- Exercise directions -
Search the entries for the word "distance" and pull out each line that has it.

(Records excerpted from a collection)
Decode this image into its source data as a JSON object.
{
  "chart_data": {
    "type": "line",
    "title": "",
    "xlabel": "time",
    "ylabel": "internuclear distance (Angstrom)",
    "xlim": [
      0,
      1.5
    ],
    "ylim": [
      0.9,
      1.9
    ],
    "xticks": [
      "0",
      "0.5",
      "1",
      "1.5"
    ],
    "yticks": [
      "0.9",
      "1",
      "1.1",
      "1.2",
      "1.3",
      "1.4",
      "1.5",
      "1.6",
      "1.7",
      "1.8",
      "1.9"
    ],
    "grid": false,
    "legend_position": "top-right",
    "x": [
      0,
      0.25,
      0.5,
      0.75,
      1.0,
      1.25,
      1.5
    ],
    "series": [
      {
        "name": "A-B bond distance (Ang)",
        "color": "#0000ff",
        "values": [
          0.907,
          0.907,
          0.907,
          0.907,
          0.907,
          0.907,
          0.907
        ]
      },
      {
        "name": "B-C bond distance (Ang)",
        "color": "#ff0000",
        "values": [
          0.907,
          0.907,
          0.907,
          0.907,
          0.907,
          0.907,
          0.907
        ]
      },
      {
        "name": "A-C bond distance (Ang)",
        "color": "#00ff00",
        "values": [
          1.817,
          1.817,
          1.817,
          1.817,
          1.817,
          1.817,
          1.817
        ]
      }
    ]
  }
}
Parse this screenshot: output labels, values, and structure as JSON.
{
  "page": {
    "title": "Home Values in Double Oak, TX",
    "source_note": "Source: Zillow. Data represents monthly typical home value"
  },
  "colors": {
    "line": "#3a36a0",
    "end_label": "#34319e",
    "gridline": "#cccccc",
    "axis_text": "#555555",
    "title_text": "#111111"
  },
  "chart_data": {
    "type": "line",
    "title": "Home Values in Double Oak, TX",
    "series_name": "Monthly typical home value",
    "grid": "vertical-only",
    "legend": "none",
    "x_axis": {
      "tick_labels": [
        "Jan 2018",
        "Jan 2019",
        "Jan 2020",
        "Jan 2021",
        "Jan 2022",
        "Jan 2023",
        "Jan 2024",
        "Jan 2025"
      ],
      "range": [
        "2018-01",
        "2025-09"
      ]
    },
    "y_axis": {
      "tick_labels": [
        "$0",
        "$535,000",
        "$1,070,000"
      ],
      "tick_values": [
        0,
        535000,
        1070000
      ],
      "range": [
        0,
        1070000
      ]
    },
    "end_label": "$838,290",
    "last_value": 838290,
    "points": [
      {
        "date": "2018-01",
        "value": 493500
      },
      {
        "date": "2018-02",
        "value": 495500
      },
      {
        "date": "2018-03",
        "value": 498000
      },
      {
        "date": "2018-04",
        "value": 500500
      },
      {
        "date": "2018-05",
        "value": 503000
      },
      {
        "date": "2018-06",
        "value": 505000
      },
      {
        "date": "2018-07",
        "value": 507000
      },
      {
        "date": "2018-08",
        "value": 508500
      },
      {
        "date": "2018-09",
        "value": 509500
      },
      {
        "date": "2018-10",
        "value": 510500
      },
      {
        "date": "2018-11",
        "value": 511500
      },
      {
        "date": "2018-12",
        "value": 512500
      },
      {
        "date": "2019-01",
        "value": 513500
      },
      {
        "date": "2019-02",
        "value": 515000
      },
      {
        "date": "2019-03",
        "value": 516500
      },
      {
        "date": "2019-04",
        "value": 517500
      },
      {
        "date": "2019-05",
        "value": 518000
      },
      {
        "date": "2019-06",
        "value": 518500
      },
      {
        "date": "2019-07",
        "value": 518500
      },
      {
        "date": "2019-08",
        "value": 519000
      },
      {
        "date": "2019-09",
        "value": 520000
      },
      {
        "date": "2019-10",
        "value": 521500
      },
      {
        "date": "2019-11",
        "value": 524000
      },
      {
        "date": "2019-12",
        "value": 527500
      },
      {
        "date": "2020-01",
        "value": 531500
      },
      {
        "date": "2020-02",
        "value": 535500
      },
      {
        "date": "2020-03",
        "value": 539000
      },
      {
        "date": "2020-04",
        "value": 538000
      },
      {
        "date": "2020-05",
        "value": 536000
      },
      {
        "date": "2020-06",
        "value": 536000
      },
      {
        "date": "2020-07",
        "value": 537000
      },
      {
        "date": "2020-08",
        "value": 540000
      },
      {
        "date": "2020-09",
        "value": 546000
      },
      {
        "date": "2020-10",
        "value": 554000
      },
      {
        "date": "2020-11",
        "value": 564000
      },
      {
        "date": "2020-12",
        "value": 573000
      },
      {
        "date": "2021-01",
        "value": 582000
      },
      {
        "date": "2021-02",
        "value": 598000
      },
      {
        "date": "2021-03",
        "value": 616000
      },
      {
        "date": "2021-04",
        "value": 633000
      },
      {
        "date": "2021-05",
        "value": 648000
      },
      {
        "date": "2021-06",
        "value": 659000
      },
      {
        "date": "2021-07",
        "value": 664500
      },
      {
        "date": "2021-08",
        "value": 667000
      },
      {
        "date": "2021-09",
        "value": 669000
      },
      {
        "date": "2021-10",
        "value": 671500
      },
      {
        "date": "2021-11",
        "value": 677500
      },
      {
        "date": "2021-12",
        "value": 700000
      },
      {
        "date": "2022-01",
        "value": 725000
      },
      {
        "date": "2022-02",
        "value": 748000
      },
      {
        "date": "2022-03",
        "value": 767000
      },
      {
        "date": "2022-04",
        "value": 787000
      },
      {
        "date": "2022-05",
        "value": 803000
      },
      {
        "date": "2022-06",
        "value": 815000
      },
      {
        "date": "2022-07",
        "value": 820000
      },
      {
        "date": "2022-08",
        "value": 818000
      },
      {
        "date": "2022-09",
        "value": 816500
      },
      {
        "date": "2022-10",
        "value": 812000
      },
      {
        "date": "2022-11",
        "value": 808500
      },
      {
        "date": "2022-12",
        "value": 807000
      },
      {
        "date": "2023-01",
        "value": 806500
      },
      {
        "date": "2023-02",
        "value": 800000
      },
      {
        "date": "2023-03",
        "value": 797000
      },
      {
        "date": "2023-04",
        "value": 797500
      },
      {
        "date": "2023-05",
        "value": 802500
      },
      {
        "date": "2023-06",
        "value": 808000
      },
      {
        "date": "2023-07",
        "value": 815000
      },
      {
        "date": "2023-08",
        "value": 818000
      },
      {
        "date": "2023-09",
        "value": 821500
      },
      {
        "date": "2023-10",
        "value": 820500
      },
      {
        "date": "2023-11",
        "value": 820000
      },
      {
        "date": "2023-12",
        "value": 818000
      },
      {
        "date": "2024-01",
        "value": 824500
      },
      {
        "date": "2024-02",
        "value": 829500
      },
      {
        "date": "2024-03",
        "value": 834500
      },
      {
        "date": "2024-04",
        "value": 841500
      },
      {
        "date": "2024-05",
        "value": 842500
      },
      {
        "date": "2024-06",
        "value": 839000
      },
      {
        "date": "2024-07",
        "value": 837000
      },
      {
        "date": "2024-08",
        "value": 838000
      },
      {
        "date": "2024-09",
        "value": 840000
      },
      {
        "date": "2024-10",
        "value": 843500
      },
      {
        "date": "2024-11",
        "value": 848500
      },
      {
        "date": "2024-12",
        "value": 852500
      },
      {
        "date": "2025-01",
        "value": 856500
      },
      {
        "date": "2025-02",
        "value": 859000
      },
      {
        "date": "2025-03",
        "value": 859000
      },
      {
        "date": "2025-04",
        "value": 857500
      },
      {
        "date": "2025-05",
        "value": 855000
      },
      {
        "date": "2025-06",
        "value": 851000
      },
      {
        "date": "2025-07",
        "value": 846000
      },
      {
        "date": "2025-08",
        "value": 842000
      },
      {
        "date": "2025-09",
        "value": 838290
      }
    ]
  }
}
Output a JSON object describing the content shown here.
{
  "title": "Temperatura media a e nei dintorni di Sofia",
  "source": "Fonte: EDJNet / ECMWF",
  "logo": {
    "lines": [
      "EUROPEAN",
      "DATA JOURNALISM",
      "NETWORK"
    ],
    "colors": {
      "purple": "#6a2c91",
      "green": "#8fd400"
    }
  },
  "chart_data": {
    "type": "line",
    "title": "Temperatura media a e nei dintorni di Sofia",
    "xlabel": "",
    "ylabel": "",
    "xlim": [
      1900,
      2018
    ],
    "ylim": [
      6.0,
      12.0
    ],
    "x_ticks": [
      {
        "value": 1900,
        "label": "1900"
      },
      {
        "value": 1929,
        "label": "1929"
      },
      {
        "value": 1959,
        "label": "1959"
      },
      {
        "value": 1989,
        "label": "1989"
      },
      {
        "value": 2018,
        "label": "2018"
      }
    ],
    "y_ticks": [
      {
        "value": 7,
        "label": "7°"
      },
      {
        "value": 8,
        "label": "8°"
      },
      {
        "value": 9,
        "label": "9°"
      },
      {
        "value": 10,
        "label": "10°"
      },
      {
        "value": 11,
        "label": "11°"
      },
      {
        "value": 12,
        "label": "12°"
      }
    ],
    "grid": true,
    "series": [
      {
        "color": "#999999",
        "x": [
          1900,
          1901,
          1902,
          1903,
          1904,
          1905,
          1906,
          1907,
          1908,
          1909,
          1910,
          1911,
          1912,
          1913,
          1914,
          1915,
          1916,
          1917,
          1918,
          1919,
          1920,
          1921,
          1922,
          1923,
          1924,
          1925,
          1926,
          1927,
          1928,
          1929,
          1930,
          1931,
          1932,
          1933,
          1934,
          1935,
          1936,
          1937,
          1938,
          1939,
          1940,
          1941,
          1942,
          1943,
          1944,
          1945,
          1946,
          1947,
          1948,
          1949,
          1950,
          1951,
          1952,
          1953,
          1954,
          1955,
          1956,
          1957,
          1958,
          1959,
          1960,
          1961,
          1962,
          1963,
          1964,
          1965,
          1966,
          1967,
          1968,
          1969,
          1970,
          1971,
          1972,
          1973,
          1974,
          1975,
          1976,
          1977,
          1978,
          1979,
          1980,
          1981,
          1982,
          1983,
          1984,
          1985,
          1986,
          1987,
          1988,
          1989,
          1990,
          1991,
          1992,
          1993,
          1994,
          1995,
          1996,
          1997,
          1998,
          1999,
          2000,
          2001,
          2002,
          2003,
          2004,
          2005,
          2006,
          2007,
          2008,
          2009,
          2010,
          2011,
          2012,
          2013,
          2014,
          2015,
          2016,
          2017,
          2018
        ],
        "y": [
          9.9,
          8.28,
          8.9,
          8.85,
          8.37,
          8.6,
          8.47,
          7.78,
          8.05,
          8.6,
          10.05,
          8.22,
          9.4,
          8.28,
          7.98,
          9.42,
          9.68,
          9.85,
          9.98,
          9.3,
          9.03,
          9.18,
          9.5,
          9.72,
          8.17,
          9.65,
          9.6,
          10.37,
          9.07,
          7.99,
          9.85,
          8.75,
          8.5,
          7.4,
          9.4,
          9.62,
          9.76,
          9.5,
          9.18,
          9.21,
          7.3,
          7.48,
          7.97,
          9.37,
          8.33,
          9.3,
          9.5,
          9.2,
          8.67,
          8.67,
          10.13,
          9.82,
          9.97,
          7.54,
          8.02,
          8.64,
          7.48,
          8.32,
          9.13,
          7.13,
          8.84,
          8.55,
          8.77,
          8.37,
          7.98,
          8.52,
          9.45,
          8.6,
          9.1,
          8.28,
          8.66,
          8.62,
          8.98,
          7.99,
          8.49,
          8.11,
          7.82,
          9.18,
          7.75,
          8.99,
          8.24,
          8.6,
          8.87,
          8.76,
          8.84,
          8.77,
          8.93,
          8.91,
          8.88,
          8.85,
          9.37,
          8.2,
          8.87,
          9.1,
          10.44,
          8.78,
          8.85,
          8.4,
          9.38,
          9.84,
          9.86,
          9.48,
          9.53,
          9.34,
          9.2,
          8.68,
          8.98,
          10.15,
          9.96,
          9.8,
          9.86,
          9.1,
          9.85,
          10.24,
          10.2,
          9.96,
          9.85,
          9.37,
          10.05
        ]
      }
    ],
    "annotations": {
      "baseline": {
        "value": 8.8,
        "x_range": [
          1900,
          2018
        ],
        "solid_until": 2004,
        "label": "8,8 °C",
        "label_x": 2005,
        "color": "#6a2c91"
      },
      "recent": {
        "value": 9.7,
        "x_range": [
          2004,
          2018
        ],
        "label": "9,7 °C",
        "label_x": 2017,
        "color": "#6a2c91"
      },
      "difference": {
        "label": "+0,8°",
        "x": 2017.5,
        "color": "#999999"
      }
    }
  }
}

- Answer for this exercise -
    "ylabel": "internuclear distance (Angstrom)",
        "name": "A-B bond distance (Ang)",
        "name": "B-C bond distance (Ang)",
        "name": "A-C bond distance (Ang)",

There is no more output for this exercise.